• **TASK INSTRUCTIONS**
Return the records exactly as they are.

** Start **

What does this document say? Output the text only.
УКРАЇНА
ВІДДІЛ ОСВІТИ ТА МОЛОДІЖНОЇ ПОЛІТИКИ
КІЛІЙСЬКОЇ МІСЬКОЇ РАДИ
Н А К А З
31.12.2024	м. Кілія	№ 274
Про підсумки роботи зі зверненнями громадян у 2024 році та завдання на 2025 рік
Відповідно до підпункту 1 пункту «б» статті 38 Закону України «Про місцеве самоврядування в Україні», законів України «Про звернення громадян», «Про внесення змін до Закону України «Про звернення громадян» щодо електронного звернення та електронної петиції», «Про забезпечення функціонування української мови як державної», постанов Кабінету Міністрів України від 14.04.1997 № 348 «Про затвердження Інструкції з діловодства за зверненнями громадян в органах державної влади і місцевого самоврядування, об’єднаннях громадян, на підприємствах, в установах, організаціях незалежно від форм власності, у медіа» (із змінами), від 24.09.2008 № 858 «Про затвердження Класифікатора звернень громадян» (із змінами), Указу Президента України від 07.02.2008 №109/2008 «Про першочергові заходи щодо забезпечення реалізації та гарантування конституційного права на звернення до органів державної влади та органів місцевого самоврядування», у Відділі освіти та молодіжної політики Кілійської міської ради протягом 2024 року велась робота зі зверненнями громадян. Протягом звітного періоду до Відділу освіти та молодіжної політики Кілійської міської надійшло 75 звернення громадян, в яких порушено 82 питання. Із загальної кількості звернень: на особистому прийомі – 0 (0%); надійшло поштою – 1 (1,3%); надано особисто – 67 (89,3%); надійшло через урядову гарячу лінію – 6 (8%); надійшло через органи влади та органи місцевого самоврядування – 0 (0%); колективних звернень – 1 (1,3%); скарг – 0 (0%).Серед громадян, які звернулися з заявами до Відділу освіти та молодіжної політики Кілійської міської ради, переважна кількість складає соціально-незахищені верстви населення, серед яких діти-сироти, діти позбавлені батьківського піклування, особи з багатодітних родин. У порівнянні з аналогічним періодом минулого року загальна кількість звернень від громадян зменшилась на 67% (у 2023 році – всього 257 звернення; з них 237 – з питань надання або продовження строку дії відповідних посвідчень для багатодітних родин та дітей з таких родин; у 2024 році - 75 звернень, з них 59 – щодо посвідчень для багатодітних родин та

** End **

• **CORRECT RESULT**
What does this document say? Output the text only.
УКРАЇНА
ВІДДІЛ ОСВІТИ ТА МОЛОДІЖНОЇ ПОЛІТИКИ
КІЛІЙСЬКОЇ МІСЬКОЇ РАДИ
Н А К А З
31.12.2024	м. Кілія	№ 274
Про підсумки роботи зі зверненнями громадян у 2024 році та завдання на 2025 рік
Відповідно до підпункту 1 пункту «б» статті 38 Закону України «Про місцеве самоврядування в Україні», законів України «Про звернення громадян», «Про внесення змін до Закону України «Про звернення громадян» щодо електронного звернення та електронної петиції», «Про забезпечення функціонування української мови як державної», постанов Кабінету Міністрів України від 14.04.1997 № 348 «Про затвердження Інструкції з діловодства за зверненнями громадян в органах державної влади і місцевого самоврядування, об’єднаннях громадян, на підприємствах, в установах, організаціях незалежно від форм власності, у медіа» (із змінами), від 24.09.2008 № 858 «Про затвердження Класифікатора звернень громадян» (із змінами), Указу Президента України від 07.02.2008 №109/2008 «Про першочергові заходи щодо забезпечення реалізації та гарантування конституційного права на звернення до органів державної влади та органів місцевого самоврядування», у Відділі освіти та молодіжної політики Кілійської міської ради протягом 2024 року велась робота зі зверненнями громадян. Протягом звітного періоду до Відділу освіти та молодіжної політики Кілійської міської надійшло 75 звернення громадян, в яких порушено 82 питання. Із загальної кількості звернень: на особистому прийомі – 0 (0%); надійшло поштою – 1 (1,3%); надано особисто – 67 (89,3%); надійшло через урядову гарячу лінію – 6 (8%); надійшло через органи влади та органи місцевого самоврядування – 0 (0%); колективних звернень – 1 (1,3%); скарг – 0 (0%).Серед громадян, які звернулися з заявами до Відділу освіти та молодіжної політики Кілійської міської ради, переважна кількість складає соціально-незахищені верстви населення, серед яких діти-сироти, діти позбавлені батьківського піклування, особи з багатодітних родин. У порівнянні з аналогічним періодом минулого року загальна кількість звернень від громадян зменшилась на 67% (у 2023 році – всього 257 звернення; з них 237 – з питань надання або продовження строку дії відповідних посвідчень для багатодітних родин та дітей з таких родин; у 2024 році - 75 звернень, з них 59 – щодо посвідчень для багатодітних родин та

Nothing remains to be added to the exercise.